***** Data shown *****

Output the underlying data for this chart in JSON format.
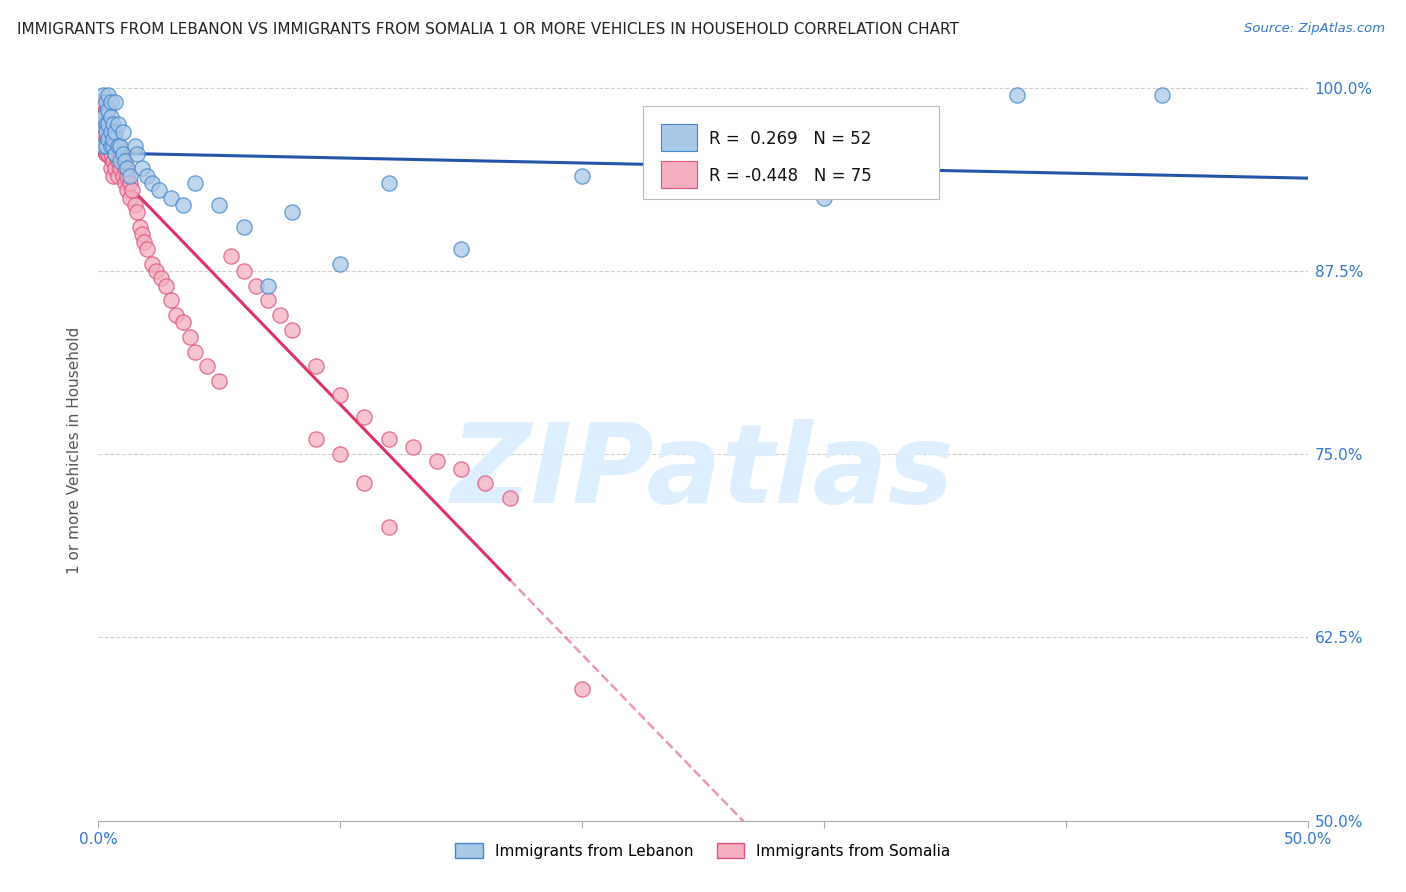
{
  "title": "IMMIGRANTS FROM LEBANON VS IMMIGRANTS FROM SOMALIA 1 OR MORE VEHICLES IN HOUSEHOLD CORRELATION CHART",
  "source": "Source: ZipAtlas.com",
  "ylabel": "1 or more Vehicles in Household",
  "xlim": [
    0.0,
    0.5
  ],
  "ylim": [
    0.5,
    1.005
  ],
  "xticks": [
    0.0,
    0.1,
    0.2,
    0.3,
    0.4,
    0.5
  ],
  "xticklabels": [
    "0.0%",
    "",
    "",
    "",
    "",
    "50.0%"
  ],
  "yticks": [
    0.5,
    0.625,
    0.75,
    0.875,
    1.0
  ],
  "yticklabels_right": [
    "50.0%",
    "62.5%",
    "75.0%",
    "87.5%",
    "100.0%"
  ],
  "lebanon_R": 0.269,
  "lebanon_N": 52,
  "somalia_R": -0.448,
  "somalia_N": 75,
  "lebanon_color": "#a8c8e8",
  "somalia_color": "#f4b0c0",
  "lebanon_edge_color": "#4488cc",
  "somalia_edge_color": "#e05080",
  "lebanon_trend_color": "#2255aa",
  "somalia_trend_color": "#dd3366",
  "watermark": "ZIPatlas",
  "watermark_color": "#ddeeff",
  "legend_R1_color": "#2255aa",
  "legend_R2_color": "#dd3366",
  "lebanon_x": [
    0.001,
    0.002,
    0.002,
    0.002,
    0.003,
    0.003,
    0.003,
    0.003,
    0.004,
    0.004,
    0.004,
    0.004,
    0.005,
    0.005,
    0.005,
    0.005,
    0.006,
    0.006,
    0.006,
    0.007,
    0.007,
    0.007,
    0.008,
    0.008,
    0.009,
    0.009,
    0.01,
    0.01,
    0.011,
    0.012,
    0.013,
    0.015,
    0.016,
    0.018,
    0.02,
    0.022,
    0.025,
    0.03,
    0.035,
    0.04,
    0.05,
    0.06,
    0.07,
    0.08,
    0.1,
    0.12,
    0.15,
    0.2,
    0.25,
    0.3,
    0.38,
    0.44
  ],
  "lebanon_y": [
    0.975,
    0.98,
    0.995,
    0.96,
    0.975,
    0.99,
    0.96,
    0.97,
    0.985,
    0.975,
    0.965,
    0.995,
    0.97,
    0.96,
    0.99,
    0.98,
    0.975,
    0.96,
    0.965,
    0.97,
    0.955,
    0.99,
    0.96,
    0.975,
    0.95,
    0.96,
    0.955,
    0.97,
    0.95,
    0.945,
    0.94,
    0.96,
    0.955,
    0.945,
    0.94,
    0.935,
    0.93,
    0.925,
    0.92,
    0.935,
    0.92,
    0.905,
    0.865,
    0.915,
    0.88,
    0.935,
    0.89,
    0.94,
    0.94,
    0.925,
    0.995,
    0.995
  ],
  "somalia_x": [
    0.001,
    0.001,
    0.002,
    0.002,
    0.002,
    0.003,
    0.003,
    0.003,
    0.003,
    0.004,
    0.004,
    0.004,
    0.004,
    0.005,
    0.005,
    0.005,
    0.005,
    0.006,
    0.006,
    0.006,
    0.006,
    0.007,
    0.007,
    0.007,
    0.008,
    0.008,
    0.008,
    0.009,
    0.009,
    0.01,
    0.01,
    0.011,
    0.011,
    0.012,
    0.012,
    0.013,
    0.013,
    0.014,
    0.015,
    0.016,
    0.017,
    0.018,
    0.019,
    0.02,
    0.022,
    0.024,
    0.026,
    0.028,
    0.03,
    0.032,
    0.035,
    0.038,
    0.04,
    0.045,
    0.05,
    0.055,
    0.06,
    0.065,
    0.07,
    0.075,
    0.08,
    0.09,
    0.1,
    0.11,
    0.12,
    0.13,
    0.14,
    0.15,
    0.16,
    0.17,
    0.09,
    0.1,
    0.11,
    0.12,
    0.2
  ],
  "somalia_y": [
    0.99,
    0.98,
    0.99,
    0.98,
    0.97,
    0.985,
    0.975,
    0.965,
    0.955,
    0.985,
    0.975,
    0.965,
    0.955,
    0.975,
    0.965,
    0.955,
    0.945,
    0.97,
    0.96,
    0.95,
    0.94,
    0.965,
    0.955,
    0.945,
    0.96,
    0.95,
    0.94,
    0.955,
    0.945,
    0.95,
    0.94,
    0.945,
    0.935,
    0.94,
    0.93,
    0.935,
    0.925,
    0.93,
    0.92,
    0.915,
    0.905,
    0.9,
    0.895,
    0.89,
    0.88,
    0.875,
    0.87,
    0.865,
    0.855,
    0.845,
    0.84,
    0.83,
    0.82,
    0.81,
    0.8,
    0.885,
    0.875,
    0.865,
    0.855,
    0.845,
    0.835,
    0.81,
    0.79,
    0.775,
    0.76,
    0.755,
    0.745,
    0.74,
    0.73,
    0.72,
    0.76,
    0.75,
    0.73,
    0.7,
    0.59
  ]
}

*****

What you need to do:
Strip out the pictures and quote the remaining data word for word.

Right answer:
Output the underlying data for this chart in JSON format.
{
  "title": "IMMIGRANTS FROM LEBANON VS IMMIGRANTS FROM SOMALIA 1 OR MORE VEHICLES IN HOUSEHOLD CORRELATION CHART",
  "source": "Source: ZipAtlas.com",
  "ylabel": "1 or more Vehicles in Household",
  "xlim": [
    0.0,
    0.5
  ],
  "ylim": [
    0.5,
    1.005
  ],
  "xticks": [
    0.0,
    0.1,
    0.2,
    0.3,
    0.4,
    0.5
  ],
  "xticklabels": [
    "0.0%",
    "",
    "",
    "",
    "",
    "50.0%"
  ],
  "yticks": [
    0.5,
    0.625,
    0.75,
    0.875,
    1.0
  ],
  "yticklabels_right": [
    "50.0%",
    "62.5%",
    "75.0%",
    "87.5%",
    "100.0%"
  ],
  "lebanon_R": 0.269,
  "lebanon_N": 52,
  "somalia_R": -0.448,
  "somalia_N": 75,
  "lebanon_color": "#a8c8e8",
  "somalia_color": "#f4b0c0",
  "lebanon_edge_color": "#4488cc",
  "somalia_edge_color": "#e05080",
  "lebanon_trend_color": "#2255aa",
  "somalia_trend_color": "#dd3366",
  "watermark": "ZIPatlas",
  "watermark_color": "#ddeeff",
  "legend_R1_color": "#2255aa",
  "legend_R2_color": "#dd3366",
  "lebanon_x": [
    0.001,
    0.002,
    0.002,
    0.002,
    0.003,
    0.003,
    0.003,
    0.003,
    0.004,
    0.004,
    0.004,
    0.004,
    0.005,
    0.005,
    0.005,
    0.005,
    0.006,
    0.006,
    0.006,
    0.007,
    0.007,
    0.007,
    0.008,
    0.008,
    0.009,
    0.009,
    0.01,
    0.01,
    0.011,
    0.012,
    0.013,
    0.015,
    0.016,
    0.018,
    0.02,
    0.022,
    0.025,
    0.03,
    0.035,
    0.04,
    0.05,
    0.06,
    0.07,
    0.08,
    0.1,
    0.12,
    0.15,
    0.2,
    0.25,
    0.3,
    0.38,
    0.44
  ],
  "lebanon_y": [
    0.975,
    0.98,
    0.995,
    0.96,
    0.975,
    0.99,
    0.96,
    0.97,
    0.985,
    0.975,
    0.965,
    0.995,
    0.97,
    0.96,
    0.99,
    0.98,
    0.975,
    0.96,
    0.965,
    0.97,
    0.955,
    0.99,
    0.96,
    0.975,
    0.95,
    0.96,
    0.955,
    0.97,
    0.95,
    0.945,
    0.94,
    0.96,
    0.955,
    0.945,
    0.94,
    0.935,
    0.93,
    0.925,
    0.92,
    0.935,
    0.92,
    0.905,
    0.865,
    0.915,
    0.88,
    0.935,
    0.89,
    0.94,
    0.94,
    0.925,
    0.995,
    0.995
  ],
  "somalia_x": [
    0.001,
    0.001,
    0.002,
    0.002,
    0.002,
    0.003,
    0.003,
    0.003,
    0.003,
    0.004,
    0.004,
    0.004,
    0.004,
    0.005,
    0.005,
    0.005,
    0.005,
    0.006,
    0.006,
    0.006,
    0.006,
    0.007,
    0.007,
    0.007,
    0.008,
    0.008,
    0.008,
    0.009,
    0.009,
    0.01,
    0.01,
    0.011,
    0.011,
    0.012,
    0.012,
    0.013,
    0.013,
    0.014,
    0.015,
    0.016,
    0.017,
    0.018,
    0.019,
    0.02,
    0.022,
    0.024,
    0.026,
    0.028,
    0.03,
    0.032,
    0.035,
    0.038,
    0.04,
    0.045,
    0.05,
    0.055,
    0.06,
    0.065,
    0.07,
    0.075,
    0.08,
    0.09,
    0.1,
    0.11,
    0.12,
    0.13,
    0.14,
    0.15,
    0.16,
    0.17,
    0.09,
    0.1,
    0.11,
    0.12,
    0.2
  ],
  "somalia_y": [
    0.99,
    0.98,
    0.99,
    0.98,
    0.97,
    0.985,
    0.975,
    0.965,
    0.955,
    0.985,
    0.975,
    0.965,
    0.955,
    0.975,
    0.965,
    0.955,
    0.945,
    0.97,
    0.96,
    0.95,
    0.94,
    0.965,
    0.955,
    0.945,
    0.96,
    0.95,
    0.94,
    0.955,
    0.945,
    0.95,
    0.94,
    0.945,
    0.935,
    0.94,
    0.93,
    0.935,
    0.925,
    0.93,
    0.92,
    0.915,
    0.905,
    0.9,
    0.895,
    0.89,
    0.88,
    0.875,
    0.87,
    0.865,
    0.855,
    0.845,
    0.84,
    0.83,
    0.82,
    0.81,
    0.8,
    0.885,
    0.875,
    0.865,
    0.855,
    0.845,
    0.835,
    0.81,
    0.79,
    0.775,
    0.76,
    0.755,
    0.745,
    0.74,
    0.73,
    0.72,
    0.76,
    0.75,
    0.73,
    0.7,
    0.59
  ]
}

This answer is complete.